What is needed
In the records below, pick out all lines containing the word "shoal".

Exercise materials

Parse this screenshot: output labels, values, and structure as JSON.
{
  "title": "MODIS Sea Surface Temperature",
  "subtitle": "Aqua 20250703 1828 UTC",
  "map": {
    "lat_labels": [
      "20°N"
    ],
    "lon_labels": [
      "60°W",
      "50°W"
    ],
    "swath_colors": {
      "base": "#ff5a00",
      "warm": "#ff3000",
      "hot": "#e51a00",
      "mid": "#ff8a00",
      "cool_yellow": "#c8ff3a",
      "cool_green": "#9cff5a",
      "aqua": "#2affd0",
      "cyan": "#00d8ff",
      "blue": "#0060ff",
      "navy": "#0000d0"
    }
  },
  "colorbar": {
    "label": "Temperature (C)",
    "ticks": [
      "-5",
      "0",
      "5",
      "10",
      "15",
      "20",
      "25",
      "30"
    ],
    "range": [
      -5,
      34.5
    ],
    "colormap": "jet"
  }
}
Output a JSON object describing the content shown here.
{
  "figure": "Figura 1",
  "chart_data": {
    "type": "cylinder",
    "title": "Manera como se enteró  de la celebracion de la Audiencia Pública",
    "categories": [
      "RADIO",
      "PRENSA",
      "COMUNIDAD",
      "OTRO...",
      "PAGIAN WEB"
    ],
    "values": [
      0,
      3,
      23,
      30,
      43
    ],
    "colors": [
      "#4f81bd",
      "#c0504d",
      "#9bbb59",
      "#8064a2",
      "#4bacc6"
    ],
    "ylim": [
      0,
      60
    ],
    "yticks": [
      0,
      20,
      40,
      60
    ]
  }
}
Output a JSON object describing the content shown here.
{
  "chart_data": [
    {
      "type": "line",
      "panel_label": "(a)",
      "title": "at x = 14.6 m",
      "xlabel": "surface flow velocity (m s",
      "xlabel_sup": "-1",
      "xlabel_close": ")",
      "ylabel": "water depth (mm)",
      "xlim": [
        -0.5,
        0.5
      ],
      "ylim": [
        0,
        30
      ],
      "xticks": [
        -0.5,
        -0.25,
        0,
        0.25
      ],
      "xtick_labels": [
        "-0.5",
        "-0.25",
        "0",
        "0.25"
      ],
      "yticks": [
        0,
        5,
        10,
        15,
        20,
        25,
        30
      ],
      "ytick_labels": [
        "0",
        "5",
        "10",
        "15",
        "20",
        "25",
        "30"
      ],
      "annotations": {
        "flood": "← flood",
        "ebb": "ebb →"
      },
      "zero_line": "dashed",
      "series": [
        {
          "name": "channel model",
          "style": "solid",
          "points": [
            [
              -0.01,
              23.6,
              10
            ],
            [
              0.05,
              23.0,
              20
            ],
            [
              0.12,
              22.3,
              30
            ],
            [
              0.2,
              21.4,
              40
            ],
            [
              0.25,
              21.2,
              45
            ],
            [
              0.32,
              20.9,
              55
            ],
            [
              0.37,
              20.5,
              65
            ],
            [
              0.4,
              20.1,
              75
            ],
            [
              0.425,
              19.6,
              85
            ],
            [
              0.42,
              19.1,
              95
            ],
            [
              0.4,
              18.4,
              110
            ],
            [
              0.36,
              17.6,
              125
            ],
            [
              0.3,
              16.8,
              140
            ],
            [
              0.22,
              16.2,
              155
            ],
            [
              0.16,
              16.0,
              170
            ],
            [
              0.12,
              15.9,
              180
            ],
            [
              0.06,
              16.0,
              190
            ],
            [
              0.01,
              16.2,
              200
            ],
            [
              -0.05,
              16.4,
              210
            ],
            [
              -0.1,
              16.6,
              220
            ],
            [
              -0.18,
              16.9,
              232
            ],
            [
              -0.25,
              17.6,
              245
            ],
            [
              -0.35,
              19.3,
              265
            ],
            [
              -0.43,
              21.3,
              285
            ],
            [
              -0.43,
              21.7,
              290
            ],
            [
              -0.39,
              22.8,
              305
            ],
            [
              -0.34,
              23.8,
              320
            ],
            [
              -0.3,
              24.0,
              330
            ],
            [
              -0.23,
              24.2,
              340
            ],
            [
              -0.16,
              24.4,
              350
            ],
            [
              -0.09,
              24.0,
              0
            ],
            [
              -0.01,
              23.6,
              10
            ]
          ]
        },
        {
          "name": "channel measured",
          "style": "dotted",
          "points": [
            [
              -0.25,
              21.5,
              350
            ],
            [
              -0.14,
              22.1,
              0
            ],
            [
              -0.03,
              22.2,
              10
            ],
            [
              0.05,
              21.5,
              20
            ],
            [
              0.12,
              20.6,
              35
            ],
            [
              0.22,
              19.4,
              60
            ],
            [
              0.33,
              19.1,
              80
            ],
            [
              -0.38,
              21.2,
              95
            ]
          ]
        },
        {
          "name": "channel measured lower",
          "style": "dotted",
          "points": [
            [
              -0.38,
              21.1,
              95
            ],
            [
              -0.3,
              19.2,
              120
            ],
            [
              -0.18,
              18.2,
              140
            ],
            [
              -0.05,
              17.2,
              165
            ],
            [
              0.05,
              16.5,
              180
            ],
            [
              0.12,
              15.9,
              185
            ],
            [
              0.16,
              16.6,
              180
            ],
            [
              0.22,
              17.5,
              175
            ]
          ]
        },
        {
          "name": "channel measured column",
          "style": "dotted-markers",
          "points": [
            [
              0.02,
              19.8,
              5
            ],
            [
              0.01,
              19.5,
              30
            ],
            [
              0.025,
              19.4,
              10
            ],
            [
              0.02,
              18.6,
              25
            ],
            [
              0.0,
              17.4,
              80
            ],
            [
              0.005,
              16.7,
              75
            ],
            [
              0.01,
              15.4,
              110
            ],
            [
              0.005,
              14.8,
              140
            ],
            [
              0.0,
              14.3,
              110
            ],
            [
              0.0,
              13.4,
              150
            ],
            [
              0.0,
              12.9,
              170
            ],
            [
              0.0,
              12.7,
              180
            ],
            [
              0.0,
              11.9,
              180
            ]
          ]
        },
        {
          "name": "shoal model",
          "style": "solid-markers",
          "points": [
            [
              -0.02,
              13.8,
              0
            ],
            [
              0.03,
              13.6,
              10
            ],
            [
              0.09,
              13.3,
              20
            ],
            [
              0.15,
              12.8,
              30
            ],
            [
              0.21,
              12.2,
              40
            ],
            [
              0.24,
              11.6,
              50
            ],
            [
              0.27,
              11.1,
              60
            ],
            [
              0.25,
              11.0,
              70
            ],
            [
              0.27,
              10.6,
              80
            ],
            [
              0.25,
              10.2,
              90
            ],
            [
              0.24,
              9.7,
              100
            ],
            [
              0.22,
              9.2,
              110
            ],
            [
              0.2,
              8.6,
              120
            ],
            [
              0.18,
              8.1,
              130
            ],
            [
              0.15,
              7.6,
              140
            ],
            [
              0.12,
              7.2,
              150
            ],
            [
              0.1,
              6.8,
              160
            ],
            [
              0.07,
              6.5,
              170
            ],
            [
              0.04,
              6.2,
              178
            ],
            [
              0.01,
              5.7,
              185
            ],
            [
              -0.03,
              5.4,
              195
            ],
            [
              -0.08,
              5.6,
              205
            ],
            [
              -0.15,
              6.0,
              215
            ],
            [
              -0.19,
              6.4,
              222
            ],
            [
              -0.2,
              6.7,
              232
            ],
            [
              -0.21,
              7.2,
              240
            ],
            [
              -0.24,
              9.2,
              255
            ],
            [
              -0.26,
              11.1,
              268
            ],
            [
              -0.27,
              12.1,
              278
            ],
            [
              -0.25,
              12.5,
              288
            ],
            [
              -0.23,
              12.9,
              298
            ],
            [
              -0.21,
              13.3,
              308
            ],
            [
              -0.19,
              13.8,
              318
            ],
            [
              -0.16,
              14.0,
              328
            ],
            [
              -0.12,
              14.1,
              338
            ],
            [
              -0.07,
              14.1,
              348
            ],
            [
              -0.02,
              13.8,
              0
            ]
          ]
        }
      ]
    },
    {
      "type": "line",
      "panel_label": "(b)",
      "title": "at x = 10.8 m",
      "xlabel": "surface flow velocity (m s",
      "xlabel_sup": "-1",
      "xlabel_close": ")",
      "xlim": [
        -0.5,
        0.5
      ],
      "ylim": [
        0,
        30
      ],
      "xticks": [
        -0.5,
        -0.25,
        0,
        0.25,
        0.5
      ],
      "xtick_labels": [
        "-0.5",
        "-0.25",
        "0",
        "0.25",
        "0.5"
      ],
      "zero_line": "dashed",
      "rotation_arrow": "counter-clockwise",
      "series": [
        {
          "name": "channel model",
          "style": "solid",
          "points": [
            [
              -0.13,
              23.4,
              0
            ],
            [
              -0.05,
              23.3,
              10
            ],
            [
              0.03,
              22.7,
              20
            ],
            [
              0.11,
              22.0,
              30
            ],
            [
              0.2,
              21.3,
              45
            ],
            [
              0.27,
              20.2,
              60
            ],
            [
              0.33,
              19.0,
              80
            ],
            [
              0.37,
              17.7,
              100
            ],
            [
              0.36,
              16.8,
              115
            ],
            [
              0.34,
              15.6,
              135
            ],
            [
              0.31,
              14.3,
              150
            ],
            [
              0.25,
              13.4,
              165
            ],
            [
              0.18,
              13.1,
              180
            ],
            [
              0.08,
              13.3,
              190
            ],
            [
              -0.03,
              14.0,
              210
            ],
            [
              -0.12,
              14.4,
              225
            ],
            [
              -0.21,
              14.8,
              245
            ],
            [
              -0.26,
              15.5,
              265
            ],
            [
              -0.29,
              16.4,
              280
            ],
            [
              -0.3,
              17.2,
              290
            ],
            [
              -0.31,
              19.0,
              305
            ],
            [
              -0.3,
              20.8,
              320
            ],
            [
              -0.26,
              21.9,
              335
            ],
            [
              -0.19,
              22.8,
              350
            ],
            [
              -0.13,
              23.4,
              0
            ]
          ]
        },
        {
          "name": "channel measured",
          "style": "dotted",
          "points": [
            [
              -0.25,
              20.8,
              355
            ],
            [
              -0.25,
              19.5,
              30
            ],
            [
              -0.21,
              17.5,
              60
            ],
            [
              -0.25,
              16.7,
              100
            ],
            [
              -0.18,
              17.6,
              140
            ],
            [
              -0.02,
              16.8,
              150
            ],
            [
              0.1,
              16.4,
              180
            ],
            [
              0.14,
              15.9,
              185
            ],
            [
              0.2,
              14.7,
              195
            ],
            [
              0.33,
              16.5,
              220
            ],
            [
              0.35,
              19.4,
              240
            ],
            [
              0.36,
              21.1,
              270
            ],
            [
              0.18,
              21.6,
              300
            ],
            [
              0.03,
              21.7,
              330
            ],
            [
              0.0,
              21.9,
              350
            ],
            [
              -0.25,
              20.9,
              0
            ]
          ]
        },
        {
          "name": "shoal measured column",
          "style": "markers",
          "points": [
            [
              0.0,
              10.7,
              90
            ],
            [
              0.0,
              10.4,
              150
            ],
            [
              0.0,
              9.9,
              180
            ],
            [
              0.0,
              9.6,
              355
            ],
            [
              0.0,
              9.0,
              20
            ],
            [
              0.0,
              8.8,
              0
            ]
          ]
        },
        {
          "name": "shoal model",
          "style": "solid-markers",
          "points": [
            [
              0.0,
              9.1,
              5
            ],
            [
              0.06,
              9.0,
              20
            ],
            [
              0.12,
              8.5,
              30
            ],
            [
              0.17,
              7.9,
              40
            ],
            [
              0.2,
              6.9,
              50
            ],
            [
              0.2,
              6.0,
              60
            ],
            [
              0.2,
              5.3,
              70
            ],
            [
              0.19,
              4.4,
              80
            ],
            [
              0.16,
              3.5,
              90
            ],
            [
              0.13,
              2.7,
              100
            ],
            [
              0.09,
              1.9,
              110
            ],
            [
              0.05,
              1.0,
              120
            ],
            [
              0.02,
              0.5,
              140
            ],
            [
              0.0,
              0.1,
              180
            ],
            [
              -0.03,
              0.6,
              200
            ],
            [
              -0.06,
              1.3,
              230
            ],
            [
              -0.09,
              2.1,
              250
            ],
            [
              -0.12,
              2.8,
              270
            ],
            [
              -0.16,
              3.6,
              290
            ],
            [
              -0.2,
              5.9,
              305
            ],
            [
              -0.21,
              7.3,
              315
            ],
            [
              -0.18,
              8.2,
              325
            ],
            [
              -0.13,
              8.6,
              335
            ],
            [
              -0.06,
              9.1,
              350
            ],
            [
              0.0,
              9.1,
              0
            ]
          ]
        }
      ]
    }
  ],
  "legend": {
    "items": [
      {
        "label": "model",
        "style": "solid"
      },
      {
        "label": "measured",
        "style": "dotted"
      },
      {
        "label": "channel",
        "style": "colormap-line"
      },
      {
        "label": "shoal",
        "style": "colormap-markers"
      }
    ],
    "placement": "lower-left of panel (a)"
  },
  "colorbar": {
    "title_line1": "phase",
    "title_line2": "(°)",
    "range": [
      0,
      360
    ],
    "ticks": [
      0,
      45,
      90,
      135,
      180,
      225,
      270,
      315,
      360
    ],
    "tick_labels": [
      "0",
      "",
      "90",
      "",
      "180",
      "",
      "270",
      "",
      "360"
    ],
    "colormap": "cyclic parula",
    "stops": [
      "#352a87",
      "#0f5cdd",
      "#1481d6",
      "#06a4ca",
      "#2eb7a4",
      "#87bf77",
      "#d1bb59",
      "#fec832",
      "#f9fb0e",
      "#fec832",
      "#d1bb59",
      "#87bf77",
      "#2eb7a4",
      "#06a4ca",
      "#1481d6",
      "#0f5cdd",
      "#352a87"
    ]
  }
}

Output for this exercise
          "name": "shoal model",
          "name": "shoal measured column",
          "name": "shoal model",
        "label": "shoal",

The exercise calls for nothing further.